## [Dataset]
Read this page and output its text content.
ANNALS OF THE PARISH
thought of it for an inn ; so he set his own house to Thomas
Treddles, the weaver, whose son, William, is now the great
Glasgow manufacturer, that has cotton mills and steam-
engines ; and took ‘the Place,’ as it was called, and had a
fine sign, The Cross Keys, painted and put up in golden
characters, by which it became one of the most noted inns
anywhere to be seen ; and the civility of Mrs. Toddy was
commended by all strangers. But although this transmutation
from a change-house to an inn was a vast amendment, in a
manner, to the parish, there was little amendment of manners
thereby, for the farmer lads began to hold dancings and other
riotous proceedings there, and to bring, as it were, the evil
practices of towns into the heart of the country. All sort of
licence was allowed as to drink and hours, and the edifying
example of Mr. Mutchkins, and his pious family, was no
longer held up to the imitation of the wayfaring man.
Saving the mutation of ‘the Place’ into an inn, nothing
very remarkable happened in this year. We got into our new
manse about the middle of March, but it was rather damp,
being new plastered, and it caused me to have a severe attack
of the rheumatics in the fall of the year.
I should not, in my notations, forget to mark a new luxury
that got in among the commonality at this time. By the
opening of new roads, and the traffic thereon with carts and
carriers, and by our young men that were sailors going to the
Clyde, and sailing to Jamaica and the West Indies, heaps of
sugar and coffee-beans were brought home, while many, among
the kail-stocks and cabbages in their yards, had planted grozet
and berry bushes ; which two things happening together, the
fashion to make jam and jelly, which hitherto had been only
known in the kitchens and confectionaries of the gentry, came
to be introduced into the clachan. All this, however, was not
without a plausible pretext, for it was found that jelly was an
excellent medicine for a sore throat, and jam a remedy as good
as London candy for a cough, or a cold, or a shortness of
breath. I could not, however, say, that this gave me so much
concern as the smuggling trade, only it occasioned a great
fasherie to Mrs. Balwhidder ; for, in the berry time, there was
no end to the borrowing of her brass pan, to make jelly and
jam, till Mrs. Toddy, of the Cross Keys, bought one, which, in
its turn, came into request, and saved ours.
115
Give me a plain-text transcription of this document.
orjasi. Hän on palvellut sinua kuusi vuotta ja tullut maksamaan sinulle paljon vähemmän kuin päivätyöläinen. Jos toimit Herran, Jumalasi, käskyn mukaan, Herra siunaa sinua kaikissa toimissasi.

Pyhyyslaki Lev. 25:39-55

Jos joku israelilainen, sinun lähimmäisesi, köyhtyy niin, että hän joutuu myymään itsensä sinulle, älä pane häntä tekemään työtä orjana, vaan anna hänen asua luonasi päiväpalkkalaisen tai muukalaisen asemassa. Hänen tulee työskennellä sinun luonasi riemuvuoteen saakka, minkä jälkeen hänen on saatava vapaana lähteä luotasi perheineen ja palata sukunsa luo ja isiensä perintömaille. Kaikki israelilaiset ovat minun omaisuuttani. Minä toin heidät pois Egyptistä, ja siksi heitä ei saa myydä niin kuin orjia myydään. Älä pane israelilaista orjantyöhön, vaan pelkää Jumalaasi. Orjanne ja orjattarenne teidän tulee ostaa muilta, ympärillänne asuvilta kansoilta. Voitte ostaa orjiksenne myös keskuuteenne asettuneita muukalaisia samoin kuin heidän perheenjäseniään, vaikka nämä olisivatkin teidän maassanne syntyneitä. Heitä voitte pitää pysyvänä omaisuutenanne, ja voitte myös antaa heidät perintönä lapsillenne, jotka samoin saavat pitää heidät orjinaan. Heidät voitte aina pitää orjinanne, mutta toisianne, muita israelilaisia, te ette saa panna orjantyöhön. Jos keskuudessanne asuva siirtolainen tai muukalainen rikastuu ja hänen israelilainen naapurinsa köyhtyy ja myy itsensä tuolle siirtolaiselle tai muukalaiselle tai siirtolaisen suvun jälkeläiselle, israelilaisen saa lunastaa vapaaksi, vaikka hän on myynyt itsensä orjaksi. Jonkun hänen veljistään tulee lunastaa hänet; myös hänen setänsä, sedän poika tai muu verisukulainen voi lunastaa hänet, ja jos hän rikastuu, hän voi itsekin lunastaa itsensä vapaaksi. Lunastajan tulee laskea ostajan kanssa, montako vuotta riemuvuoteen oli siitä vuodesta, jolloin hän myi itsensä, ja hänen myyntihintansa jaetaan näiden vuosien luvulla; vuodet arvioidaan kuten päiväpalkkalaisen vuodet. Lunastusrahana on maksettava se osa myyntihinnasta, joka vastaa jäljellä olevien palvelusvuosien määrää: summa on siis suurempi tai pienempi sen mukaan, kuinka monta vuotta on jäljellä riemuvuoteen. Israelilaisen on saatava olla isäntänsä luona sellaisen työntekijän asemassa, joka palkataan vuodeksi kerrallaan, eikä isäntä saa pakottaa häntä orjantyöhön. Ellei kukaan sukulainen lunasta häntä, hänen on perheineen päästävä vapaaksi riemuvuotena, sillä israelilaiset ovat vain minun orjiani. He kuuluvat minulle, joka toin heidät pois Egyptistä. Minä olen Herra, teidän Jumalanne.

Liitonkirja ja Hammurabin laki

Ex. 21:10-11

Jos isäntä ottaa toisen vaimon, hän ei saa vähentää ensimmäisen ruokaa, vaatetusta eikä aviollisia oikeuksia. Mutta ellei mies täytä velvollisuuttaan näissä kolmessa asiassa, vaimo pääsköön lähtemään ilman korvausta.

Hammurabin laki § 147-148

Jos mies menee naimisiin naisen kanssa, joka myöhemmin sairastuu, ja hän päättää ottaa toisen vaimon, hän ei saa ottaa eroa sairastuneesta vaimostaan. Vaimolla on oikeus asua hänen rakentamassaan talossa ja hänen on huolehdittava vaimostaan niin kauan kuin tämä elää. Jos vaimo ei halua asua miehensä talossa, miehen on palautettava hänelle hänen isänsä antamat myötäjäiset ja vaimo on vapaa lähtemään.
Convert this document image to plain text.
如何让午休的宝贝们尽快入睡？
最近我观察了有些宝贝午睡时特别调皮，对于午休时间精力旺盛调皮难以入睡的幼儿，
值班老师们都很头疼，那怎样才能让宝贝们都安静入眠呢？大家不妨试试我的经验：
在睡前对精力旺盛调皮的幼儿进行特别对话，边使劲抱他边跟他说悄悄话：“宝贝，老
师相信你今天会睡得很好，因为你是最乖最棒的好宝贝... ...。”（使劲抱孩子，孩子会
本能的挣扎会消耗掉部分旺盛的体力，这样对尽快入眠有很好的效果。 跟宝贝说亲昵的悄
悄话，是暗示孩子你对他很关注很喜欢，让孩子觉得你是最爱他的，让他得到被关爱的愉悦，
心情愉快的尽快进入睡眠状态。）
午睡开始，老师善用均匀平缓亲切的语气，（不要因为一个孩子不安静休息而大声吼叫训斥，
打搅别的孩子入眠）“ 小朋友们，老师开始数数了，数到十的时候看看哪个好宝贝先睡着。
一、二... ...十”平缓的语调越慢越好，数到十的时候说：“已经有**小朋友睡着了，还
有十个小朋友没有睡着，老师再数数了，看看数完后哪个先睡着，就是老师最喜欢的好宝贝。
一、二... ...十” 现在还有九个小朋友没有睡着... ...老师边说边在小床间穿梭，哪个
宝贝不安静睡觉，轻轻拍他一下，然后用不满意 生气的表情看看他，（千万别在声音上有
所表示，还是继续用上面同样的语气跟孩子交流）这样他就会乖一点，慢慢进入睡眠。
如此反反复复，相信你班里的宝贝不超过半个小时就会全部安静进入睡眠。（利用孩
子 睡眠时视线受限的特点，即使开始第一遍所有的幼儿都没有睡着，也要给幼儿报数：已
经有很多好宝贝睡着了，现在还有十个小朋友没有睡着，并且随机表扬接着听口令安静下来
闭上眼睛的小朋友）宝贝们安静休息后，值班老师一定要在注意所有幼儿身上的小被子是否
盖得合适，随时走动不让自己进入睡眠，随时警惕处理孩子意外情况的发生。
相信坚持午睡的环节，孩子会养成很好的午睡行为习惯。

## [Given task]
Return every line in the listing that contains the word "house".

## [Output for this exercise]
thought of it for an inn ; so he set his own house to Thomas
from a change-house to an inn was a vast amendment, in a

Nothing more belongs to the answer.